Directions:
Print every line of the listing exactly, please.

Raw records
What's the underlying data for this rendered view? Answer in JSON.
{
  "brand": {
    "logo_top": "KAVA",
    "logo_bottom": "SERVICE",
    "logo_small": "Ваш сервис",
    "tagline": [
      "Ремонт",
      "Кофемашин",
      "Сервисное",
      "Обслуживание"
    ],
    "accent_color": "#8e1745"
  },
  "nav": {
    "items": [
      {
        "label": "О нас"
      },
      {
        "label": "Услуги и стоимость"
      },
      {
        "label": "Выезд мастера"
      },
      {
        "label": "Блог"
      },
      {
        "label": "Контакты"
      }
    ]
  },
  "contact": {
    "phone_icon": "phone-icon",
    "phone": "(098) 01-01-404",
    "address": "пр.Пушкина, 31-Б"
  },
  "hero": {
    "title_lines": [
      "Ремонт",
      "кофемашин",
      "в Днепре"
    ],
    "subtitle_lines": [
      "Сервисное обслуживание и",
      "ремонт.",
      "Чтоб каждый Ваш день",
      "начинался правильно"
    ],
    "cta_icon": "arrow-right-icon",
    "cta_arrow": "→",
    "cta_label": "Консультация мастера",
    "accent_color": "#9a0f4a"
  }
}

Problem solution:
What's the underlying data for this rendered view? Answer in JSON.
{
  "brand": {
    "logo_top": "KAVA",
    "logo_bottom": "SERVICE",
    "logo_small": "Ваш сервис",
    "tagline": [
      "Ремонт",
      "Кофемашин",
      "Сервисное",
      "Обслуживание"
    ],
    "accent_color": "#8e1745"
  },
  "nav": {
    "items": [
      {
        "label": "О нас"
      },
      {
        "label": "Услуги и стоимость"
      },
      {
        "label": "Выезд мастера"
      },
      {
        "label": "Блог"
      },
      {
        "label": "Контакты"
      }
    ]
  },
  "contact": {
    "phone_icon": "phone-icon",
    "phone": "(098) 01-01-404",
    "address": "пр.Пушкина, 31-Б"
  },
  "hero": {
    "title_lines": [
      "Ремонт",
      "кофемашин",
      "в Днепре"
    ],
    "subtitle_lines": [
      "Сервисное обслуживание и",
      "ремонт.",
      "Чтоб каждый Ваш день",
      "начинался правильно"
    ],
    "cta_icon": "arrow-right-icon",
    "cta_arrow": "→",
    "cta_label": "Консультация мастера",
    "accent_color": "#9a0f4a"
  }
}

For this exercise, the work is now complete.